◆ Records to use:
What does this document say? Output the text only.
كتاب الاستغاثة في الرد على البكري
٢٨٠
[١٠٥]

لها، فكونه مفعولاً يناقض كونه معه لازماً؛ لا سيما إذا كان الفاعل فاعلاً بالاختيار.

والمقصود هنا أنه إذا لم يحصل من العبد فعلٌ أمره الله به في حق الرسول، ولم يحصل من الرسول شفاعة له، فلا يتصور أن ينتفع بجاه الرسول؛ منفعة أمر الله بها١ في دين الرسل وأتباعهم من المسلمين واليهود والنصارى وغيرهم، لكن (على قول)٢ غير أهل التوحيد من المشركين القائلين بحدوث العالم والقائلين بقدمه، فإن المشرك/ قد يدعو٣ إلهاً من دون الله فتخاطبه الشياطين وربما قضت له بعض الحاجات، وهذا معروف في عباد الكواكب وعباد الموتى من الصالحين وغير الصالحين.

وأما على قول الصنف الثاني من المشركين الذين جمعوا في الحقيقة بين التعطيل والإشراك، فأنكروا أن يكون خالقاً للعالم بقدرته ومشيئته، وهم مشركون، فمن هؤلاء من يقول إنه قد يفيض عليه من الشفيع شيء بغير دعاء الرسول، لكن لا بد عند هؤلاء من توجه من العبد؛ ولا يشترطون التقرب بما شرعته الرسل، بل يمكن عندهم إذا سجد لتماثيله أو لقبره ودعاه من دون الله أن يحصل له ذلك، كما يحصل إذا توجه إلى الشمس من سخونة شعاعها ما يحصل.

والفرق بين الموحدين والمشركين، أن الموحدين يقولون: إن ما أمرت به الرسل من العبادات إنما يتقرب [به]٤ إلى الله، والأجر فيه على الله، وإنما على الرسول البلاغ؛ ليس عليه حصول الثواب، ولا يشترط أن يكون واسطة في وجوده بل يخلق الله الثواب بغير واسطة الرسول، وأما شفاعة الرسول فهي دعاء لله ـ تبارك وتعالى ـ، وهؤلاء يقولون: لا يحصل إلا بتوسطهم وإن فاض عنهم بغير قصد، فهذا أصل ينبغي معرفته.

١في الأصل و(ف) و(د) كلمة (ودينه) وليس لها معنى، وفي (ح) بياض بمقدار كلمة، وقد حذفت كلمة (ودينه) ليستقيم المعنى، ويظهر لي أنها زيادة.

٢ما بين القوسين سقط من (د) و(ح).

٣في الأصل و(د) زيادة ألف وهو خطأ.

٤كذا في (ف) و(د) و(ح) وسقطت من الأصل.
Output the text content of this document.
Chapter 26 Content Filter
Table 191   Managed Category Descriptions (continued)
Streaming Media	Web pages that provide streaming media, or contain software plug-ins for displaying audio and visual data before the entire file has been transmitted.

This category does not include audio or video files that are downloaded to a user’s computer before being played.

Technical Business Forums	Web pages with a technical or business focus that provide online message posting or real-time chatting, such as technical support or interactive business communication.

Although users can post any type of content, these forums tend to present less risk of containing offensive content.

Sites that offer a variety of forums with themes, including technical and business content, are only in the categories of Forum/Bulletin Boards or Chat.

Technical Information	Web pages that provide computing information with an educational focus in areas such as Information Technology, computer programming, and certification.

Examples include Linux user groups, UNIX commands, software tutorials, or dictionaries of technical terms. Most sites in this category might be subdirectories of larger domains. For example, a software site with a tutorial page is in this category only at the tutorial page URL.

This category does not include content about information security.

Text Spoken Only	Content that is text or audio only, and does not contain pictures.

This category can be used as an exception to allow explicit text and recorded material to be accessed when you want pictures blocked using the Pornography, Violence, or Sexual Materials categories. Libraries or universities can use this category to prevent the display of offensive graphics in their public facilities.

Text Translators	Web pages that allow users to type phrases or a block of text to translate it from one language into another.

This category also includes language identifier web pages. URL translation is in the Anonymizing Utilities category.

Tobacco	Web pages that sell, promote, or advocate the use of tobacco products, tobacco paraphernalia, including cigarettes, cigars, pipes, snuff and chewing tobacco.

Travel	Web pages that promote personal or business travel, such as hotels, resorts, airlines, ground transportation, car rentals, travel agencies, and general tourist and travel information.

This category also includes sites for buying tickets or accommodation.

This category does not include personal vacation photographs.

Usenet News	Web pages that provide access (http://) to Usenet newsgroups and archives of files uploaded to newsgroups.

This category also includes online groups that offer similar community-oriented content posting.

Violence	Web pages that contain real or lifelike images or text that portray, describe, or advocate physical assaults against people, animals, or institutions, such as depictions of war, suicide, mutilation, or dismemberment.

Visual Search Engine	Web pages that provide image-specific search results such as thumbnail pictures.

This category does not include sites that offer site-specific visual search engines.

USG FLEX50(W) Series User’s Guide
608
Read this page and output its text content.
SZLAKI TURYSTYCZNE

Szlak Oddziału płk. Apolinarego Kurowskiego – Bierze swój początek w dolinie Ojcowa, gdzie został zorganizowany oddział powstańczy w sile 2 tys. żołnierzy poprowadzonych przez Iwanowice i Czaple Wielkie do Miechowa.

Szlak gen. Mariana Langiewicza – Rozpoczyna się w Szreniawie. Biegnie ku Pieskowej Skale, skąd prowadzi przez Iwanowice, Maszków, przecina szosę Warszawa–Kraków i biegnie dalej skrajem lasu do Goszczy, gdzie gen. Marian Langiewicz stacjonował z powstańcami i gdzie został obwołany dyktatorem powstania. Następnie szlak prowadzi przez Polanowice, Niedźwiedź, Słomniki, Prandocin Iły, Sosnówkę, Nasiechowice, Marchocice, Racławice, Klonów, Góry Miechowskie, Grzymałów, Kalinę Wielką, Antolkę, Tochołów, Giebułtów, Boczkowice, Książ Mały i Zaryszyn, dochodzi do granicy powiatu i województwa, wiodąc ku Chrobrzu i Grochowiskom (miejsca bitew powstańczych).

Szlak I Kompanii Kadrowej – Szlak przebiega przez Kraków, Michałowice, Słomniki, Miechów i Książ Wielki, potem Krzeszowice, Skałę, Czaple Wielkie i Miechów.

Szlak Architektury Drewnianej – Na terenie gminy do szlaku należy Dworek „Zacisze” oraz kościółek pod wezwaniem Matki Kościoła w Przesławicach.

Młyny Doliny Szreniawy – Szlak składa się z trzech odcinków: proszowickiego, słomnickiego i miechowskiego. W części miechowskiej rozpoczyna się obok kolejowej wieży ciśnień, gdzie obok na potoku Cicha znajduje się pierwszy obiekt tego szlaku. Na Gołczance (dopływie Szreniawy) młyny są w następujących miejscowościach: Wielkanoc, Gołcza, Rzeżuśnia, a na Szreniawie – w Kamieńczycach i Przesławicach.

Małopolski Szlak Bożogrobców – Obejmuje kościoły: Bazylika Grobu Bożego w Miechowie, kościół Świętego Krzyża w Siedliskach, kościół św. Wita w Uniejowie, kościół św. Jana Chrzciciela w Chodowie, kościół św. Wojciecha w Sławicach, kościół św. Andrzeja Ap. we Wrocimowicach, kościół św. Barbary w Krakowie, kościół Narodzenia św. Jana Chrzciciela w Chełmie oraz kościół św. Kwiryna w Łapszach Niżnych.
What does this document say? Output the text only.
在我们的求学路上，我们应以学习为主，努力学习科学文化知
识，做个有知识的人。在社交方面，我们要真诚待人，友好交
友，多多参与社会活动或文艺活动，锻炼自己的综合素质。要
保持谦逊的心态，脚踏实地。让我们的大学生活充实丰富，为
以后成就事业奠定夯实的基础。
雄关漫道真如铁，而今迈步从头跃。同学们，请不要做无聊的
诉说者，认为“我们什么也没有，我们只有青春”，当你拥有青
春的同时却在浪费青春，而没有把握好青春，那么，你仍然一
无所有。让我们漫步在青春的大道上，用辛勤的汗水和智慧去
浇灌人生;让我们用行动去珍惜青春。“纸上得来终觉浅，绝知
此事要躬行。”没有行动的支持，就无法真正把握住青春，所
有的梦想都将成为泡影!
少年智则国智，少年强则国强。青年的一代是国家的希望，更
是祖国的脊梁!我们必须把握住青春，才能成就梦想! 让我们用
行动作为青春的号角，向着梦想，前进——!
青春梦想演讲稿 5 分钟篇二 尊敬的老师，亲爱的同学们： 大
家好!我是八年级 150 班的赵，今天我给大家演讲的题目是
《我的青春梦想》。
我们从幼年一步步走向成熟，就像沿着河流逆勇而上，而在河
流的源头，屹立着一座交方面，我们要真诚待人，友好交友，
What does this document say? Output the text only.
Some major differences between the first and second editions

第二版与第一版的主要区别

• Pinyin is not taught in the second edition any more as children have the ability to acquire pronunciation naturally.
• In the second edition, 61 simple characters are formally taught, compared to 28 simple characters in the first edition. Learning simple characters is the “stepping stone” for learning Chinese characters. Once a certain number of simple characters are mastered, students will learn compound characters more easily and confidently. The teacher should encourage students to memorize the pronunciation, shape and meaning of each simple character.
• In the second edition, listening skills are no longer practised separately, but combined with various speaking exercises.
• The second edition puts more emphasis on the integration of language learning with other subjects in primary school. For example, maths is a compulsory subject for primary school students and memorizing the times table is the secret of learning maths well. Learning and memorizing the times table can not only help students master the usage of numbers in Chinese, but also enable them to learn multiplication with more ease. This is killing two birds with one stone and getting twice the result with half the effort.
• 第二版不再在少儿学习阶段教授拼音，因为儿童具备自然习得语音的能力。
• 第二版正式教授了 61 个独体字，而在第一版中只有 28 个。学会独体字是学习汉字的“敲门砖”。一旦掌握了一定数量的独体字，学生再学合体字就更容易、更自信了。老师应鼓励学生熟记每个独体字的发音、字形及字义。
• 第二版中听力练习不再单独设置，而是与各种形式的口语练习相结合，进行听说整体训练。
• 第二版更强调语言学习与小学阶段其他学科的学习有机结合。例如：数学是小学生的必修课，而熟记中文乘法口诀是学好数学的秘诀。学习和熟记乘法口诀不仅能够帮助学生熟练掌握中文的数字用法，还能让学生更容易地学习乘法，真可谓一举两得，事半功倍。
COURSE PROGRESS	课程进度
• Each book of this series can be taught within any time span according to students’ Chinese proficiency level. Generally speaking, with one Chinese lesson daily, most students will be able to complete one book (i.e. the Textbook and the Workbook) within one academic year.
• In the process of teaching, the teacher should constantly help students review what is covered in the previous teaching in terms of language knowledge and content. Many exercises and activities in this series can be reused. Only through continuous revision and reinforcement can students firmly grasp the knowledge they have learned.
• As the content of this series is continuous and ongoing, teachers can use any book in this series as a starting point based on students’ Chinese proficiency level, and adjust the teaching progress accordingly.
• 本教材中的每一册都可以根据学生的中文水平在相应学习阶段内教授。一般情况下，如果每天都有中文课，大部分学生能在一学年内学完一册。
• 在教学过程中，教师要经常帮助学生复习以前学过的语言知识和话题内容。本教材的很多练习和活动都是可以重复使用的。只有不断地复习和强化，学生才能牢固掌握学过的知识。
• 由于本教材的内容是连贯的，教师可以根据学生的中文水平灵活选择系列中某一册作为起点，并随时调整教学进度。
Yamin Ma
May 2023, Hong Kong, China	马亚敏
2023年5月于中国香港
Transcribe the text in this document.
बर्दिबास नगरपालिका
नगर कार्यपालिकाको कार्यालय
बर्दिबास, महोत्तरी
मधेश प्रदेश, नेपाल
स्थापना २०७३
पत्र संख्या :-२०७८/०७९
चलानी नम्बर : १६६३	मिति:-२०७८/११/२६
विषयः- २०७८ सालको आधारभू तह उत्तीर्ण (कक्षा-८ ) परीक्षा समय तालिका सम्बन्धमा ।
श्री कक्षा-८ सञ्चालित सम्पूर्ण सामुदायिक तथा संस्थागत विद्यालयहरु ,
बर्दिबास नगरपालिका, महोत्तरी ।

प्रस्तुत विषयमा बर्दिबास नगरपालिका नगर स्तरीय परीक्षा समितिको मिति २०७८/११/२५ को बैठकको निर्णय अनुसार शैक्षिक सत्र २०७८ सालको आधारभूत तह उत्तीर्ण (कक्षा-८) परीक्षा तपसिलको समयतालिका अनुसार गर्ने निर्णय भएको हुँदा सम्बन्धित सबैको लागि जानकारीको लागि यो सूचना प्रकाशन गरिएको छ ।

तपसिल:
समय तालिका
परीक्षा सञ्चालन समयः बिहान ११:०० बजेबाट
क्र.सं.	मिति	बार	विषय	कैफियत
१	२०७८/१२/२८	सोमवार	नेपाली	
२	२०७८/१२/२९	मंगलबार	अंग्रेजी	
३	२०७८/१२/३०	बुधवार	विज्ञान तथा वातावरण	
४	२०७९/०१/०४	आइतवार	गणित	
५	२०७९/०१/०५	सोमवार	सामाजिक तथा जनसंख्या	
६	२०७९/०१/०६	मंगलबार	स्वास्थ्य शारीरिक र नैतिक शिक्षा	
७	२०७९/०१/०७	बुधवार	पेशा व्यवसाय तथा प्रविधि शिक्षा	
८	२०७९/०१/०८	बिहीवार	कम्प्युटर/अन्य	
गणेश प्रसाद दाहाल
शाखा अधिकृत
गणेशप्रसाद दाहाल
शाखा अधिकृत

◆ What to produce: Copy out every line of the listing that includes the string "focus".

◆ Finished exercise:
Technical Business Forums	Web pages with a technical or business focus that provide online message posting or real-time chatting, such as technical support or interactive business communication.
Technical Information	Web pages that provide computing information with an educational focus in areas such as Information Technology, computer programming, and certification.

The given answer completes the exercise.